What needs to be done
Copy all lines in which the word "color" can be found.

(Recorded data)
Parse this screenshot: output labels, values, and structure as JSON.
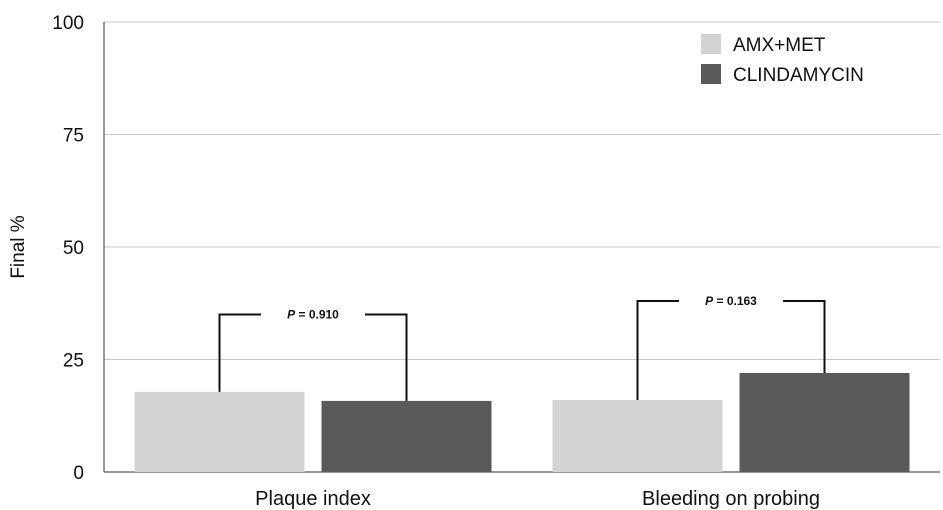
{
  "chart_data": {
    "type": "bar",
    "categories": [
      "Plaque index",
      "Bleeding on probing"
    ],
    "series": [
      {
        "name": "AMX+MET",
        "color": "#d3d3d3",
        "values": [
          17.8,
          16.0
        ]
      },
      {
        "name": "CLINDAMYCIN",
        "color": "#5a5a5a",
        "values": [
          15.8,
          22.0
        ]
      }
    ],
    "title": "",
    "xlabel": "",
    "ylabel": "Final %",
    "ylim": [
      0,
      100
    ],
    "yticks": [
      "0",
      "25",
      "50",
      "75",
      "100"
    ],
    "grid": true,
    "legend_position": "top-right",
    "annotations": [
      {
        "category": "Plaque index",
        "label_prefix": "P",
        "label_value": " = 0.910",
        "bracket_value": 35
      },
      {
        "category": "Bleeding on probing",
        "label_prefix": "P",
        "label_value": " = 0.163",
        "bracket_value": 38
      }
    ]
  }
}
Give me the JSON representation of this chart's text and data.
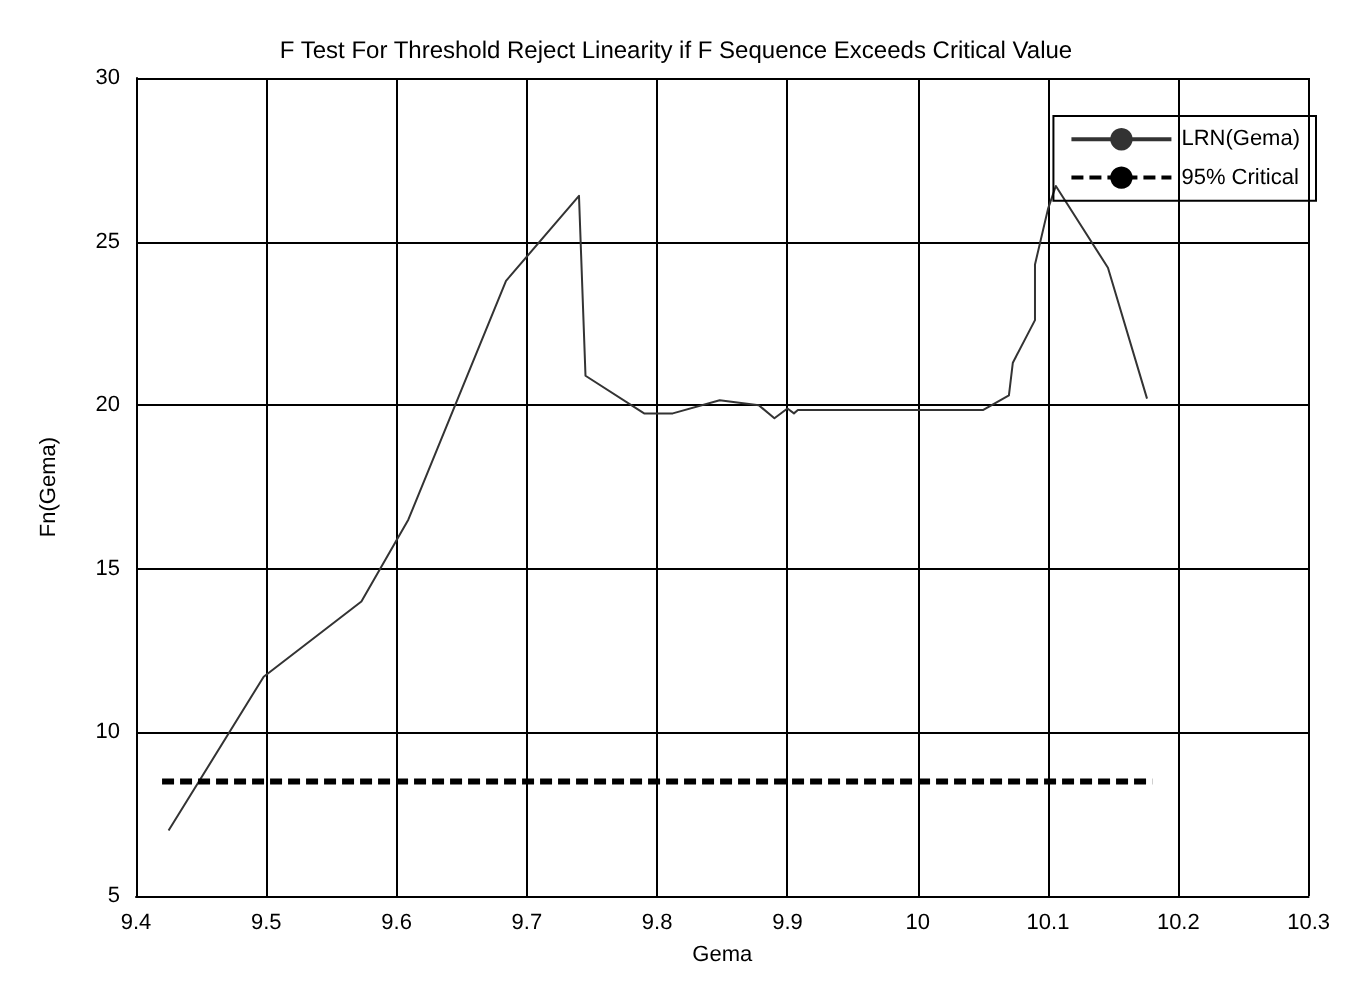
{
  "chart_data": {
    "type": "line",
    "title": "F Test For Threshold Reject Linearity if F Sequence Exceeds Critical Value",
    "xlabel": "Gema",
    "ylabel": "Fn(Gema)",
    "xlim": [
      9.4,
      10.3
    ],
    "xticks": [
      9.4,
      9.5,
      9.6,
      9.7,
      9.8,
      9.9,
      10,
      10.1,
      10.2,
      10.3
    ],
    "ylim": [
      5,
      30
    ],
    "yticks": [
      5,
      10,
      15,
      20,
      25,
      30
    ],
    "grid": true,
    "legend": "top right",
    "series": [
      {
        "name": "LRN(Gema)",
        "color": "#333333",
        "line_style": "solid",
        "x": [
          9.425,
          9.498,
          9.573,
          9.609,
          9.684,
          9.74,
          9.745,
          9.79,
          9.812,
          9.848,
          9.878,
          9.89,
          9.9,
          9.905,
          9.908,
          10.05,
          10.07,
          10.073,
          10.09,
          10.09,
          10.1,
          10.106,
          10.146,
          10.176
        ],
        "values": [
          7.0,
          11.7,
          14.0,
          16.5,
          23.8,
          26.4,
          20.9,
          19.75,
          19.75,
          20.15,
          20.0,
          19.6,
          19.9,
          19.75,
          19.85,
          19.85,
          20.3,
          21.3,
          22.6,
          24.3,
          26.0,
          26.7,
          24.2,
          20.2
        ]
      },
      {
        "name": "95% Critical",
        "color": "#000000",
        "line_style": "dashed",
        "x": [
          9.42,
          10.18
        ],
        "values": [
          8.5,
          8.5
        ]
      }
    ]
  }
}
---
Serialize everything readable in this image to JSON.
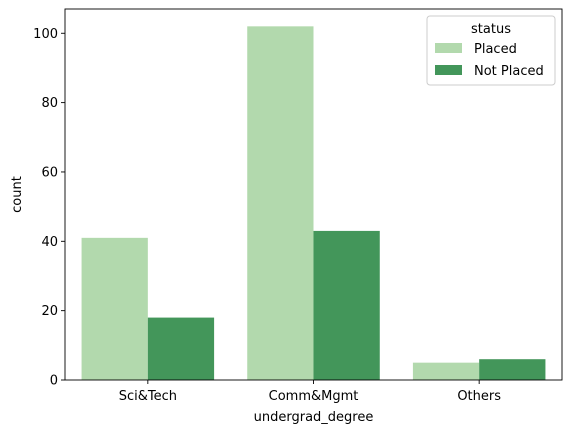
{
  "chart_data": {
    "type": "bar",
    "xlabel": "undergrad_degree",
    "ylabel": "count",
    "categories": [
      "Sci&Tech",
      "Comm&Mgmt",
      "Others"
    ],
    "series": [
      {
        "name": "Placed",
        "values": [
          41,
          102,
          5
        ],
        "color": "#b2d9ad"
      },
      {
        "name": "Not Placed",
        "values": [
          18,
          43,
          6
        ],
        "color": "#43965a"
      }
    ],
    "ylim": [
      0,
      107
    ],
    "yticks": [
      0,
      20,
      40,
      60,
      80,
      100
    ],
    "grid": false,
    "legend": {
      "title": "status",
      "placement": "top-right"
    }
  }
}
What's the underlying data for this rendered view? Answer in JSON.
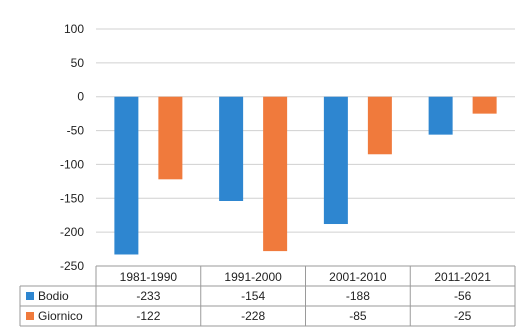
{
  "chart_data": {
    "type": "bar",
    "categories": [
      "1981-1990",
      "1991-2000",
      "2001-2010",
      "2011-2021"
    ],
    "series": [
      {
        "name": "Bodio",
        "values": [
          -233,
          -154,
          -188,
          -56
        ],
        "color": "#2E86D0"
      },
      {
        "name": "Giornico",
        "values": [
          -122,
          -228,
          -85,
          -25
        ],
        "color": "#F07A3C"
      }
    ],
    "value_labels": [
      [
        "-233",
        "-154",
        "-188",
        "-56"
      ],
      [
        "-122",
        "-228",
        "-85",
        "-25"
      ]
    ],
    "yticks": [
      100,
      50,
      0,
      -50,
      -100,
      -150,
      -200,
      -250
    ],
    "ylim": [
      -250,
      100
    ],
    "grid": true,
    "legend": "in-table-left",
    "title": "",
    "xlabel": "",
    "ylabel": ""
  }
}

Solved exercise
        "color": "#d3d3d3",
        "color": "#5a5a5a",
        "color": "#333333",
        "color": "#000000",
        "color": "#b2d9ad"
        "color": "#43965a"
        "color": "#2E86D0"
        "color": "#F07A3C"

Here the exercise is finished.